(Written request)
Return every entry exactly as written.
• • • • •
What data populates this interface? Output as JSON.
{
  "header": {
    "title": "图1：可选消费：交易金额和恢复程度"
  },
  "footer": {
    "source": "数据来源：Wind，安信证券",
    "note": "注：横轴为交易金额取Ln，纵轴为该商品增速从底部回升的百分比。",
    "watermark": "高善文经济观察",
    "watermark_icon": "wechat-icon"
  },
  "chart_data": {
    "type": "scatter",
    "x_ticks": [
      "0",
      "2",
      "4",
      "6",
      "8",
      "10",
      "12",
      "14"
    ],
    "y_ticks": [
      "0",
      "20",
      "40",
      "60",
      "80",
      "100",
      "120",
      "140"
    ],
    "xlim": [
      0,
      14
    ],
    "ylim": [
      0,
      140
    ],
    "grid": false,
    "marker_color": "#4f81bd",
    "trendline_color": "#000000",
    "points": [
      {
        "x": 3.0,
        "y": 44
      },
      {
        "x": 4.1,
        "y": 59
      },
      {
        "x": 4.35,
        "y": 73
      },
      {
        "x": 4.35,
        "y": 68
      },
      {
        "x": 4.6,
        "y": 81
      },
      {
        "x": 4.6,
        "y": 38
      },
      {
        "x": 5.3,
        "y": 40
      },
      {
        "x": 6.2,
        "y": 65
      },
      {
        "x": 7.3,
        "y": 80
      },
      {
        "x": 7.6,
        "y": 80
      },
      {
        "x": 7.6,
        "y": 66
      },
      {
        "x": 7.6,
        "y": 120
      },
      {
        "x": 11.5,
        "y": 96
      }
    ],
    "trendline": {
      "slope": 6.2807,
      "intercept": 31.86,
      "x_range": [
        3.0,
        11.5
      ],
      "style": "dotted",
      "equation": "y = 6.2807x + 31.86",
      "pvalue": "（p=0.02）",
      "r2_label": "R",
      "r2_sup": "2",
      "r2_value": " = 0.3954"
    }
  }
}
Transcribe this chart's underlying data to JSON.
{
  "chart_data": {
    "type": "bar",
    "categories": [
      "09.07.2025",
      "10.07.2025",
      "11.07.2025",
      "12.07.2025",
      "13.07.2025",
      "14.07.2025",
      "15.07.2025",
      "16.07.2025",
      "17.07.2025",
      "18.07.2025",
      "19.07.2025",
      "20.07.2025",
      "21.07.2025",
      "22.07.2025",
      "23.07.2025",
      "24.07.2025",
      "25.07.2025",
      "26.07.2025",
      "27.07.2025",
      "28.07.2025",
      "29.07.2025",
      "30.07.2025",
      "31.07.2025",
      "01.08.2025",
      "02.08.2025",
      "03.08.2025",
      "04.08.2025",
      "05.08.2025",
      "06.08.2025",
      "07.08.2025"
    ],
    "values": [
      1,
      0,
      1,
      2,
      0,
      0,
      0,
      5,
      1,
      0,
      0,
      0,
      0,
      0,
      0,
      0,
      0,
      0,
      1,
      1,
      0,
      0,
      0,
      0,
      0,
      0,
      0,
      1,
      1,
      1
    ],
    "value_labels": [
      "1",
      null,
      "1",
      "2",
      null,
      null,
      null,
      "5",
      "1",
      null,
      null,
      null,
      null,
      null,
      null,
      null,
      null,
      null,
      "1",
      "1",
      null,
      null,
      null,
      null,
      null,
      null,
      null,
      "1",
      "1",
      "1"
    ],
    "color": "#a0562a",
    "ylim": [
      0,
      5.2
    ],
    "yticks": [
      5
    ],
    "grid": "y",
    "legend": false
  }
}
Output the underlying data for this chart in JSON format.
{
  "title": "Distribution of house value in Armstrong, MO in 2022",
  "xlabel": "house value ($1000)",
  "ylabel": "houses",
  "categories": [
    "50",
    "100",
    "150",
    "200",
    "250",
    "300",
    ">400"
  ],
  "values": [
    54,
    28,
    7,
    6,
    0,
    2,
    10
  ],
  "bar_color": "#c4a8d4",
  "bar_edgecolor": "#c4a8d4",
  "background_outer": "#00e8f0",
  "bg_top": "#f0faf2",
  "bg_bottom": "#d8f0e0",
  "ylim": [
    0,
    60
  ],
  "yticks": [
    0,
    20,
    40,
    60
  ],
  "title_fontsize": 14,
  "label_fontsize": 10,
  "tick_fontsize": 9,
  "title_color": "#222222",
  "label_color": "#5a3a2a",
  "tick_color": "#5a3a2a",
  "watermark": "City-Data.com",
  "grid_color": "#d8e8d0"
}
• • • • •
(Written solution)
What data populates this interface? Output as JSON.
{
  "header": {
    "title": "图1：可选消费：交易金额和恢复程度"
  },
  "footer": {
    "source": "数据来源：Wind，安信证券",
    "note": "注：横轴为交易金额取Ln，纵轴为该商品增速从底部回升的百分比。",
    "watermark": "高善文经济观察",
    "watermark_icon": "wechat-icon"
  },
  "chart_data": {
    "type": "scatter",
    "x_ticks": [
      "0",
      "2",
      "4",
      "6",
      "8",
      "10",
      "12",
      "14"
    ],
    "y_ticks": [
      "0",
      "20",
      "40",
      "60",
      "80",
      "100",
      "120",
      "140"
    ],
    "xlim": [
      0,
      14
    ],
    "ylim": [
      0,
      140
    ],
    "grid": false,
    "marker_color": "#4f81bd",
    "trendline_color": "#000000",
    "points": [
      {
        "x": 3.0,
        "y": 44
      },
      {
        "x": 4.1,
        "y": 59
      },
      {
        "x": 4.35,
        "y": 73
      },
      {
        "x": 4.35,
        "y": 68
      },
      {
        "x": 4.6,
        "y": 81
      },
      {
        "x": 4.6,
        "y": 38
      },
      {
        "x": 5.3,
        "y": 40
      },
      {
        "x": 6.2,
        "y": 65
      },
      {
        "x": 7.3,
        "y": 80
      },
      {
        "x": 7.6,
        "y": 80
      },
      {
        "x": 7.6,
        "y": 66
      },
      {
        "x": 7.6,
        "y": 120
      },
      {
        "x": 11.5,
        "y": 96
      }
    ],
    "trendline": {
      "slope": 6.2807,
      "intercept": 31.86,
      "x_range": [
        3.0,
        11.5
      ],
      "style": "dotted",
      "equation": "y = 6.2807x + 31.86",
      "pvalue": "（p=0.02）",
      "r2_label": "R",
      "r2_sup": "2",
      "r2_value": " = 0.3954"
    }
  }
}
Transcribe this chart's underlying data to JSON.
{
  "chart_data": {
    "type": "bar",
    "categories": [
      "09.07.2025",
      "10.07.2025",
      "11.07.2025",
      "12.07.2025",
      "13.07.2025",
      "14.07.2025",
      "15.07.2025",
      "16.07.2025",
      "17.07.2025",
      "18.07.2025",
      "19.07.2025",
      "20.07.2025",
      "21.07.2025",
      "22.07.2025",
      "23.07.2025",
      "24.07.2025",
      "25.07.2025",
      "26.07.2025",
      "27.07.2025",
      "28.07.2025",
      "29.07.2025",
      "30.07.2025",
      "31.07.2025",
      "01.08.2025",
      "02.08.2025",
      "03.08.2025",
      "04.08.2025",
      "05.08.2025",
      "06.08.2025",
      "07.08.2025"
    ],
    "values": [
      1,
      0,
      1,
      2,
      0,
      0,
      0,
      5,
      1,
      0,
      0,
      0,
      0,
      0,
      0,
      0,
      0,
      0,
      1,
      1,
      0,
      0,
      0,
      0,
      0,
      0,
      0,
      1,
      1,
      1
    ],
    "value_labels": [
      "1",
      null,
      "1",
      "2",
      null,
      null,
      null,
      "5",
      "1",
      null,
      null,
      null,
      null,
      null,
      null,
      null,
      null,
      null,
      "1",
      "1",
      null,
      null,
      null,
      null,
      null,
      null,
      null,
      "1",
      "1",
      "1"
    ],
    "color": "#a0562a",
    "ylim": [
      0,
      5.2
    ],
    "yticks": [
      5
    ],
    "grid": "y",
    "legend": false
  }
}
Output the underlying data for this chart in JSON format.
{
  "title": "Distribution of house value in Armstrong, MO in 2022",
  "xlabel": "house value ($1000)",
  "ylabel": "houses",
  "categories": [
    "50",
    "100",
    "150",
    "200",
    "250",
    "300",
    ">400"
  ],
  "values": [
    54,
    28,
    7,
    6,
    0,
    2,
    10
  ],
  "bar_color": "#c4a8d4",
  "bar_edgecolor": "#c4a8d4",
  "background_outer": "#00e8f0",
  "bg_top": "#f0faf2",
  "bg_bottom": "#d8f0e0",
  "ylim": [
    0,
    60
  ],
  "yticks": [
    0,
    20,
    40,
    60
  ],
  "title_fontsize": 14,
  "label_fontsize": 10,
  "tick_fontsize": 9,
  "title_color": "#222222",
  "label_color": "#5a3a2a",
  "tick_color": "#5a3a2a",
  "watermark": "City-Data.com",
  "grid_color": "#d8e8d0"
}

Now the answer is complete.